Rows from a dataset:
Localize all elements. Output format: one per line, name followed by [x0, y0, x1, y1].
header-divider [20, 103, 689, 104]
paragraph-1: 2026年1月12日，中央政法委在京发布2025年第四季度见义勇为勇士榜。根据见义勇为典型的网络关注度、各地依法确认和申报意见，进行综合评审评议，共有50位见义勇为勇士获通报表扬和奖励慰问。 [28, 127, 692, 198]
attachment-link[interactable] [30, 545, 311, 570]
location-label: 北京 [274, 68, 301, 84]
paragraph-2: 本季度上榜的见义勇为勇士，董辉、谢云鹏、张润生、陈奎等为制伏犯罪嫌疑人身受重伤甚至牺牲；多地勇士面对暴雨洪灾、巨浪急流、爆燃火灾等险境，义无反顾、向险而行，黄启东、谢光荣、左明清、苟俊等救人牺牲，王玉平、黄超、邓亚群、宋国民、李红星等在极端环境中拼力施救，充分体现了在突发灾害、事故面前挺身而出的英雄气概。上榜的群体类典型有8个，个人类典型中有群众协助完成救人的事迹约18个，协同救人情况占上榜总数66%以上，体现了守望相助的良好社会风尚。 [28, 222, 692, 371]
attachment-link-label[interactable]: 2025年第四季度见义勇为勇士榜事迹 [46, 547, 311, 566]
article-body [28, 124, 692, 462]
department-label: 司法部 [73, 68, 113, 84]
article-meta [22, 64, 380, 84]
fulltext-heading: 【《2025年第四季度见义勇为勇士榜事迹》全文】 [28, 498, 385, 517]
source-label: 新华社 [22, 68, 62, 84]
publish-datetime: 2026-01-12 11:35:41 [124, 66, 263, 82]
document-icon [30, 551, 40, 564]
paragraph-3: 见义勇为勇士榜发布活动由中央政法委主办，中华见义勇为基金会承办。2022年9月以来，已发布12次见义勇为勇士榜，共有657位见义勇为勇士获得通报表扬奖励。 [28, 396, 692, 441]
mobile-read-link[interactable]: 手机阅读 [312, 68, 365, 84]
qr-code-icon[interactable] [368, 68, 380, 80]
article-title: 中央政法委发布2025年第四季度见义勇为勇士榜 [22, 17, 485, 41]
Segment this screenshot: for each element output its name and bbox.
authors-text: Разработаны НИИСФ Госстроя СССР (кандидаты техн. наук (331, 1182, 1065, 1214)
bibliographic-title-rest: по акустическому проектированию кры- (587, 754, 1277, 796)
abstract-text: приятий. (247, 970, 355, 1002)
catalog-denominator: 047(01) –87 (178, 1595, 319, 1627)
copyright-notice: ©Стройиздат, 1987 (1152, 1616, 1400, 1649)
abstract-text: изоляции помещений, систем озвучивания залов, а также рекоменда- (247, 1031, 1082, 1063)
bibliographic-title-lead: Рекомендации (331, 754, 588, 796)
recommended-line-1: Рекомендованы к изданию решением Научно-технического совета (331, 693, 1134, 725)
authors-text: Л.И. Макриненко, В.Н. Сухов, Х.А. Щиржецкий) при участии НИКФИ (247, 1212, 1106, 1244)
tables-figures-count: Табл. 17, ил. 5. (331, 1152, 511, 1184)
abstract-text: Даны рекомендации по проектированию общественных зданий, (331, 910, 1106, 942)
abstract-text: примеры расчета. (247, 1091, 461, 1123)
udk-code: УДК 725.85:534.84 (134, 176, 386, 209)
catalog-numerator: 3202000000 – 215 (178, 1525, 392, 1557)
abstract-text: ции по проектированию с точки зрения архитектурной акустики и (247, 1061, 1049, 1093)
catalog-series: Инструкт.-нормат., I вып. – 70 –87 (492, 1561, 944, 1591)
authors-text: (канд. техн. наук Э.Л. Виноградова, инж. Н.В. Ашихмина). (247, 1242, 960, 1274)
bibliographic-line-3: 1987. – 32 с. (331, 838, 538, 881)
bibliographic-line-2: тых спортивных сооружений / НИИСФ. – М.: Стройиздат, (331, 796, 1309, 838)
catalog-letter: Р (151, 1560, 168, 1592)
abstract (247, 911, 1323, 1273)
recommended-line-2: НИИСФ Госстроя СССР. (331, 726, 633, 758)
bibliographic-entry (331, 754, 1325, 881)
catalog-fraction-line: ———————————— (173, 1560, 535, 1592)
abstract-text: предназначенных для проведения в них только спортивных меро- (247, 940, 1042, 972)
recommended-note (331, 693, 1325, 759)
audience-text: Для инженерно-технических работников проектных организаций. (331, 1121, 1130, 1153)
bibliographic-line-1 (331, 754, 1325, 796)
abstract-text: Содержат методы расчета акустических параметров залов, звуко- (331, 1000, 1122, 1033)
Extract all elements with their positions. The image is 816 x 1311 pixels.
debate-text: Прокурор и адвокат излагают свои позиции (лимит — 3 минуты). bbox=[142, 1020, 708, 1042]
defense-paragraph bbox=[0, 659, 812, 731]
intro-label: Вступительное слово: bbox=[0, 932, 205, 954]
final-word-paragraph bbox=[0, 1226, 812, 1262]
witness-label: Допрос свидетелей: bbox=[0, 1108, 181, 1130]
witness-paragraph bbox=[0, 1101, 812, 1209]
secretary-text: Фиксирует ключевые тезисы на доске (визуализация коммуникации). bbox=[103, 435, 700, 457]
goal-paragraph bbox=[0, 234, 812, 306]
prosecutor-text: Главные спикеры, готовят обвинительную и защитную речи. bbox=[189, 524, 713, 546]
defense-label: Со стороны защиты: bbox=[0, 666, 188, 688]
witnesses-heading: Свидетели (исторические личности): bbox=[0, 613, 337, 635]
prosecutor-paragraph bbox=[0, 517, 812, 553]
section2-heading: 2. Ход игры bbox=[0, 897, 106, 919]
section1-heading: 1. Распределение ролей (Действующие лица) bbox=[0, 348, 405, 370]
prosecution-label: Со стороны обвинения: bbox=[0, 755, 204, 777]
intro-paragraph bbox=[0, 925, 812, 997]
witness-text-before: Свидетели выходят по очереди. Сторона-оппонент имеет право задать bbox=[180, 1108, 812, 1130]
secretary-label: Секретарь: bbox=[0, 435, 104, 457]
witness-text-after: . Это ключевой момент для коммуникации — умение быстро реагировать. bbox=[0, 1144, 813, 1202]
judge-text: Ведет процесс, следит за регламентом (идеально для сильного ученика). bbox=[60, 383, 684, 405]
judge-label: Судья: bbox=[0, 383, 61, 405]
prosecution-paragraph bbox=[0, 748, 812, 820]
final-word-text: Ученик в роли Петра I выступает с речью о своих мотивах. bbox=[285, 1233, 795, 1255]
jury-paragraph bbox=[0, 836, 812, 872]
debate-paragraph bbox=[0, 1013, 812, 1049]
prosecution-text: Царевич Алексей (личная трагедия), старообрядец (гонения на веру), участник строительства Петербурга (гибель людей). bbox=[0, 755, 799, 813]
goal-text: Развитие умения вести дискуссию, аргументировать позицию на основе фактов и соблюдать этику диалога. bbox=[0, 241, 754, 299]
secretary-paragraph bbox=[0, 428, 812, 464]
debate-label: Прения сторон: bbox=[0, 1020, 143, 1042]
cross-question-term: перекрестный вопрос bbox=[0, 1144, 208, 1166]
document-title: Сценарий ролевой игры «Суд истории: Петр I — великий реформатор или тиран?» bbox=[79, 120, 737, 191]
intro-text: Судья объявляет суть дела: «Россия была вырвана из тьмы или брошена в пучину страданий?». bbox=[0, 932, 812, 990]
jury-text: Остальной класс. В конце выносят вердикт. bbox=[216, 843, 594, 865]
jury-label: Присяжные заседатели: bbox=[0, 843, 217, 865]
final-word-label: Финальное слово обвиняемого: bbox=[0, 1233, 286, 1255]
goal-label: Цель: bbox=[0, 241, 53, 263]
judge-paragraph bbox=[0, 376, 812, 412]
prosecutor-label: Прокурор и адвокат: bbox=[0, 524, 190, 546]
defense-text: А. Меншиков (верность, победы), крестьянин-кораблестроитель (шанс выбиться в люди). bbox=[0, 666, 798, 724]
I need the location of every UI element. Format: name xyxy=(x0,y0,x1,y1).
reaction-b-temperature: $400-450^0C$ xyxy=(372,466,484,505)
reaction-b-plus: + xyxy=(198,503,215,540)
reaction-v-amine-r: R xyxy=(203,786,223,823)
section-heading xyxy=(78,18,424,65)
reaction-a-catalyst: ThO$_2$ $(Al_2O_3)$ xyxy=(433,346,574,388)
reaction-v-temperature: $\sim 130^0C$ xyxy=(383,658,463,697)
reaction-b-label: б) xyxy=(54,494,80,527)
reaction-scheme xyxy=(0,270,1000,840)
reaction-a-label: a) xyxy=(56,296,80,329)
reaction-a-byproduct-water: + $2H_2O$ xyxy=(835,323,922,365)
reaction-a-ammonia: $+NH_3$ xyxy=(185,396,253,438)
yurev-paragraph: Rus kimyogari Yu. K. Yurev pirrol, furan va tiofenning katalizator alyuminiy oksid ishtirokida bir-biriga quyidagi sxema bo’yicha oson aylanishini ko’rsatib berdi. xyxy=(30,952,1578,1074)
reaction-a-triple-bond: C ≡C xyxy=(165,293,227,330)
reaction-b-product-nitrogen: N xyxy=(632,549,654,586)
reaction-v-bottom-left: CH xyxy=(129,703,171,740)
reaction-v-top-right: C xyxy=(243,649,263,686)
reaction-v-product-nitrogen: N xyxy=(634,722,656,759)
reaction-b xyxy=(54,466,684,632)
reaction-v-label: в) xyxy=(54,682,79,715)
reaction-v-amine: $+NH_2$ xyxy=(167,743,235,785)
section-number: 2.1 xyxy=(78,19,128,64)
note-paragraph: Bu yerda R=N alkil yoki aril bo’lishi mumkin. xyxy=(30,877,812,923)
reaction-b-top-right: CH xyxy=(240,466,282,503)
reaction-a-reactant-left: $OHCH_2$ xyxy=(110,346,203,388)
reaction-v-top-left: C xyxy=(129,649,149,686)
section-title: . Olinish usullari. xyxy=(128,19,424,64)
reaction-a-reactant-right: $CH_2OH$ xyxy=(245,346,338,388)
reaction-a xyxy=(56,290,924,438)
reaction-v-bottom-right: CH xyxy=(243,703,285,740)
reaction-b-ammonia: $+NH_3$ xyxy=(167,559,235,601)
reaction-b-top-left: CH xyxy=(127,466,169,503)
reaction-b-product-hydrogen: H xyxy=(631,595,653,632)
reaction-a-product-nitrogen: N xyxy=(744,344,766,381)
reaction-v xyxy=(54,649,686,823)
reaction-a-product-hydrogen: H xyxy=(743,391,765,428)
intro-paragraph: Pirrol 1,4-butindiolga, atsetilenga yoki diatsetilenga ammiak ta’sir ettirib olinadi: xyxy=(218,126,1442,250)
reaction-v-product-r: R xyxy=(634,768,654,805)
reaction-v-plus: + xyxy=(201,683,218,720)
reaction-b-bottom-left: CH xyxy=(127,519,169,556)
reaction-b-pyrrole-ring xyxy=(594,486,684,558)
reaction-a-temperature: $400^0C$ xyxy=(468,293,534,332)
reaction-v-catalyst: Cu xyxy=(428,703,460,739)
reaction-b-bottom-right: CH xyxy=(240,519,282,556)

▸ AIM: Rewrite the lines starting at the first line and ending at the line that contains "location-label: 北京 [274, 68, 301, 84]", replacing "name" with "label" and leaving all else unchanged.

▸ RESULT BELOW:
Localize all elements. Output format: one per line, label followed by [x0, y0, x1, y1].
header-divider [20, 103, 689, 104]
paragraph-1: 2026年1月12日，中央政法委在京发布2025年第四季度见义勇为勇士榜。根据见义勇为典型的网络关注度、各地依法确认和申报意见，进行综合评审评议，共有50位见义勇为勇士获通报表扬和奖励慰问。 [28, 127, 692, 198]
attachment-link[interactable] [30, 545, 311, 570]
location-label: 北京 [274, 68, 301, 84]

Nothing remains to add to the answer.